### Given problem
Write out every entry exactly as given, but omit the pictures.

Dataset listings of figures:
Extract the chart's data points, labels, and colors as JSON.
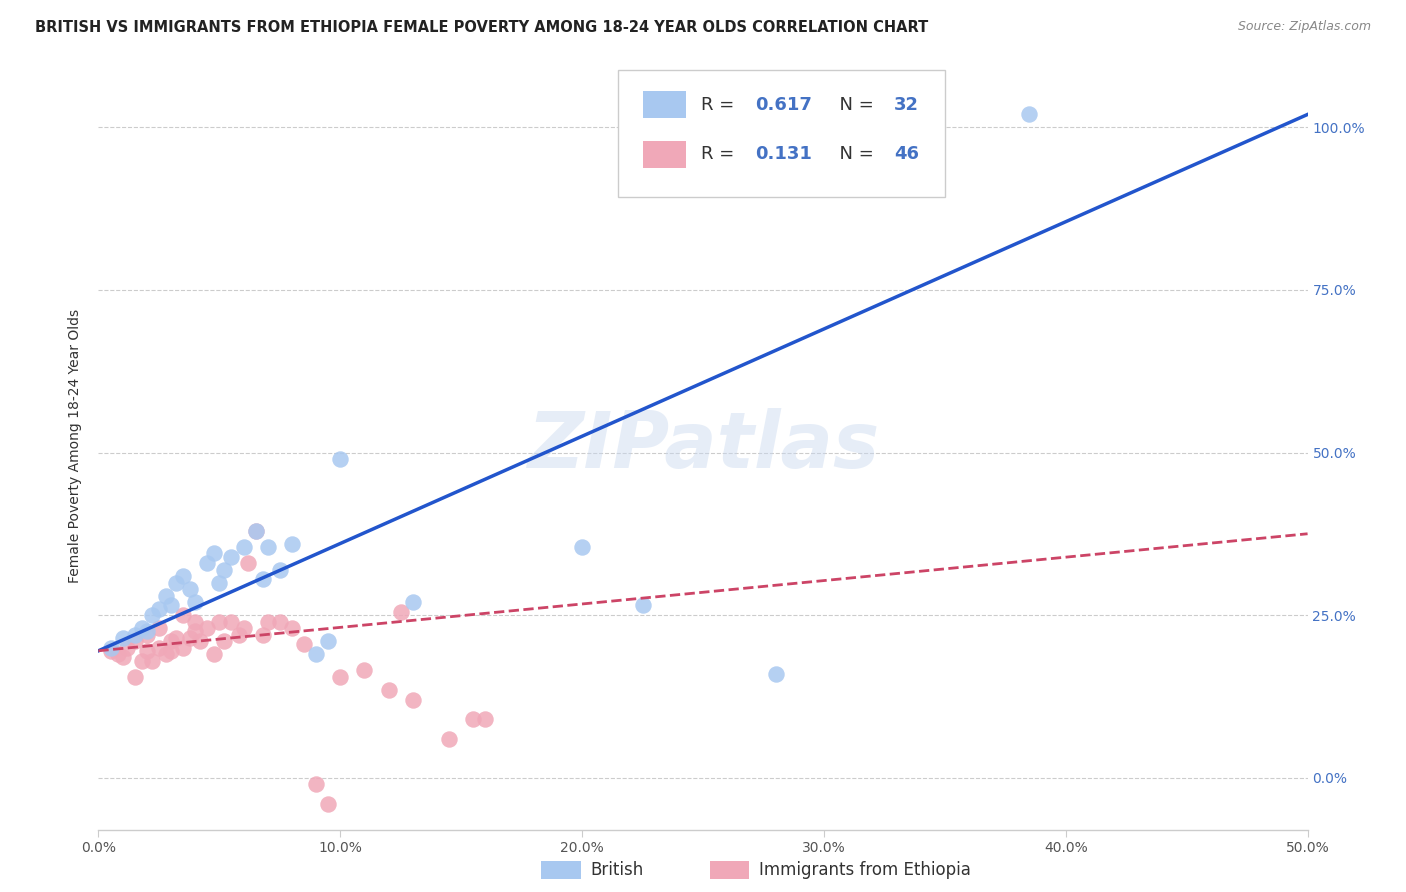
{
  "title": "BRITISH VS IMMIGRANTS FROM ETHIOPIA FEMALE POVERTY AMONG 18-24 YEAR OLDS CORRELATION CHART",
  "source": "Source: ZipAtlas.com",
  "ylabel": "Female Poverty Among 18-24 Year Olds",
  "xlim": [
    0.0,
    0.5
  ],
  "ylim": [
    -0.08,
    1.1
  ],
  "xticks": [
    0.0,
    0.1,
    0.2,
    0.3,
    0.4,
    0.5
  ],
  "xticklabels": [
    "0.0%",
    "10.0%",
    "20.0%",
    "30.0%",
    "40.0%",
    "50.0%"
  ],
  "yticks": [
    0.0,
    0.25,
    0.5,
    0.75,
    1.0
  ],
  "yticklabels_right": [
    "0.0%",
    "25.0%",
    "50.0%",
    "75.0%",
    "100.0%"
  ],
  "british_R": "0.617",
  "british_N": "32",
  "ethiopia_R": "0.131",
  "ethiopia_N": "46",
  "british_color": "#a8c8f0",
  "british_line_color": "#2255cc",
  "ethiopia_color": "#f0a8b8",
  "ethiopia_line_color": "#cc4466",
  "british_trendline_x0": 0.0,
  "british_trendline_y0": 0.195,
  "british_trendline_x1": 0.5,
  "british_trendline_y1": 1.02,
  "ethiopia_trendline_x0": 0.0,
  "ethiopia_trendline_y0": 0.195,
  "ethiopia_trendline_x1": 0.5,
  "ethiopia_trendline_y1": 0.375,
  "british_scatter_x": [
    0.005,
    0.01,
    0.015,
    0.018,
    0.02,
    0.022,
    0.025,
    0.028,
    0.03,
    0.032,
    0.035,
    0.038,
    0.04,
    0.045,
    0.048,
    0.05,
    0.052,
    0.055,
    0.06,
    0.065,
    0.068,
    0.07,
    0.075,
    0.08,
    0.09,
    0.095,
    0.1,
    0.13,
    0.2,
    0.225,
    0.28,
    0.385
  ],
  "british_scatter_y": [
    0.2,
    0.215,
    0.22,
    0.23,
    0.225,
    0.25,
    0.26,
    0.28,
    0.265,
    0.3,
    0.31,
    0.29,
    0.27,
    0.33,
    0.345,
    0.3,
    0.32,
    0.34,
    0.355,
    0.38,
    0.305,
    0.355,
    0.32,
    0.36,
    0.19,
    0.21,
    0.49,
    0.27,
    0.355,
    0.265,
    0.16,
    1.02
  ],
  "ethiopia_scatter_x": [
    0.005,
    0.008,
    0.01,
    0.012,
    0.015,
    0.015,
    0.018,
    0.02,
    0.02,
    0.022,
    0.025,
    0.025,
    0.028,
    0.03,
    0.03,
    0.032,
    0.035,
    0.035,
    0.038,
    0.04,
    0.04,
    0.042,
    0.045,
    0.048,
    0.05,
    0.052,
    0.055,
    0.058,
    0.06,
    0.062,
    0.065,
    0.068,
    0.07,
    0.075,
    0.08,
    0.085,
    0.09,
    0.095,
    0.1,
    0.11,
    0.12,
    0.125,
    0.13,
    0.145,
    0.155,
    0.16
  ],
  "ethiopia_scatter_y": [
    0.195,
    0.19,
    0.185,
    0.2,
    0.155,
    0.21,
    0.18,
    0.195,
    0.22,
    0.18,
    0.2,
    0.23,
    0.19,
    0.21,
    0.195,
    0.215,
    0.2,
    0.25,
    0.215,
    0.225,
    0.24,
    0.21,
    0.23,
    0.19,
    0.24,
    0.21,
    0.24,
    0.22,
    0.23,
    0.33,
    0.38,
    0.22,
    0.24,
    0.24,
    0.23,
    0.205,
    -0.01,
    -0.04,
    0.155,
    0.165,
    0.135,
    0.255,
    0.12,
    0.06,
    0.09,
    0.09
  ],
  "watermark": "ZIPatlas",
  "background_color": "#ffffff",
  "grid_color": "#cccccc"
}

### Response below
Extract the chart's data points, labels, and colors as JSON.
{
  "title": "BRITISH VS IMMIGRANTS FROM ETHIOPIA FEMALE POVERTY AMONG 18-24 YEAR OLDS CORRELATION CHART",
  "source": "Source: ZipAtlas.com",
  "ylabel": "Female Poverty Among 18-24 Year Olds",
  "xlim": [
    0.0,
    0.5
  ],
  "ylim": [
    -0.08,
    1.1
  ],
  "xticks": [
    0.0,
    0.1,
    0.2,
    0.3,
    0.4,
    0.5
  ],
  "xticklabels": [
    "0.0%",
    "10.0%",
    "20.0%",
    "30.0%",
    "40.0%",
    "50.0%"
  ],
  "yticks": [
    0.0,
    0.25,
    0.5,
    0.75,
    1.0
  ],
  "yticklabels_right": [
    "0.0%",
    "25.0%",
    "50.0%",
    "75.0%",
    "100.0%"
  ],
  "british_R": "0.617",
  "british_N": "32",
  "ethiopia_R": "0.131",
  "ethiopia_N": "46",
  "british_color": "#a8c8f0",
  "british_line_color": "#2255cc",
  "ethiopia_color": "#f0a8b8",
  "ethiopia_line_color": "#cc4466",
  "british_trendline_x0": 0.0,
  "british_trendline_y0": 0.195,
  "british_trendline_x1": 0.5,
  "british_trendline_y1": 1.02,
  "ethiopia_trendline_x0": 0.0,
  "ethiopia_trendline_y0": 0.195,
  "ethiopia_trendline_x1": 0.5,
  "ethiopia_trendline_y1": 0.375,
  "british_scatter_x": [
    0.005,
    0.01,
    0.015,
    0.018,
    0.02,
    0.022,
    0.025,
    0.028,
    0.03,
    0.032,
    0.035,
    0.038,
    0.04,
    0.045,
    0.048,
    0.05,
    0.052,
    0.055,
    0.06,
    0.065,
    0.068,
    0.07,
    0.075,
    0.08,
    0.09,
    0.095,
    0.1,
    0.13,
    0.2,
    0.225,
    0.28,
    0.385
  ],
  "british_scatter_y": [
    0.2,
    0.215,
    0.22,
    0.23,
    0.225,
    0.25,
    0.26,
    0.28,
    0.265,
    0.3,
    0.31,
    0.29,
    0.27,
    0.33,
    0.345,
    0.3,
    0.32,
    0.34,
    0.355,
    0.38,
    0.305,
    0.355,
    0.32,
    0.36,
    0.19,
    0.21,
    0.49,
    0.27,
    0.355,
    0.265,
    0.16,
    1.02
  ],
  "ethiopia_scatter_x": [
    0.005,
    0.008,
    0.01,
    0.012,
    0.015,
    0.015,
    0.018,
    0.02,
    0.02,
    0.022,
    0.025,
    0.025,
    0.028,
    0.03,
    0.03,
    0.032,
    0.035,
    0.035,
    0.038,
    0.04,
    0.04,
    0.042,
    0.045,
    0.048,
    0.05,
    0.052,
    0.055,
    0.058,
    0.06,
    0.062,
    0.065,
    0.068,
    0.07,
    0.075,
    0.08,
    0.085,
    0.09,
    0.095,
    0.1,
    0.11,
    0.12,
    0.125,
    0.13,
    0.145,
    0.155,
    0.16
  ],
  "ethiopia_scatter_y": [
    0.195,
    0.19,
    0.185,
    0.2,
    0.155,
    0.21,
    0.18,
    0.195,
    0.22,
    0.18,
    0.2,
    0.23,
    0.19,
    0.21,
    0.195,
    0.215,
    0.2,
    0.25,
    0.215,
    0.225,
    0.24,
    0.21,
    0.23,
    0.19,
    0.24,
    0.21,
    0.24,
    0.22,
    0.23,
    0.33,
    0.38,
    0.22,
    0.24,
    0.24,
    0.23,
    0.205,
    -0.01,
    -0.04,
    0.155,
    0.165,
    0.135,
    0.255,
    0.12,
    0.06,
    0.09,
    0.09
  ],
  "watermark": "ZIPatlas",
  "background_color": "#ffffff",
  "grid_color": "#cccccc"
}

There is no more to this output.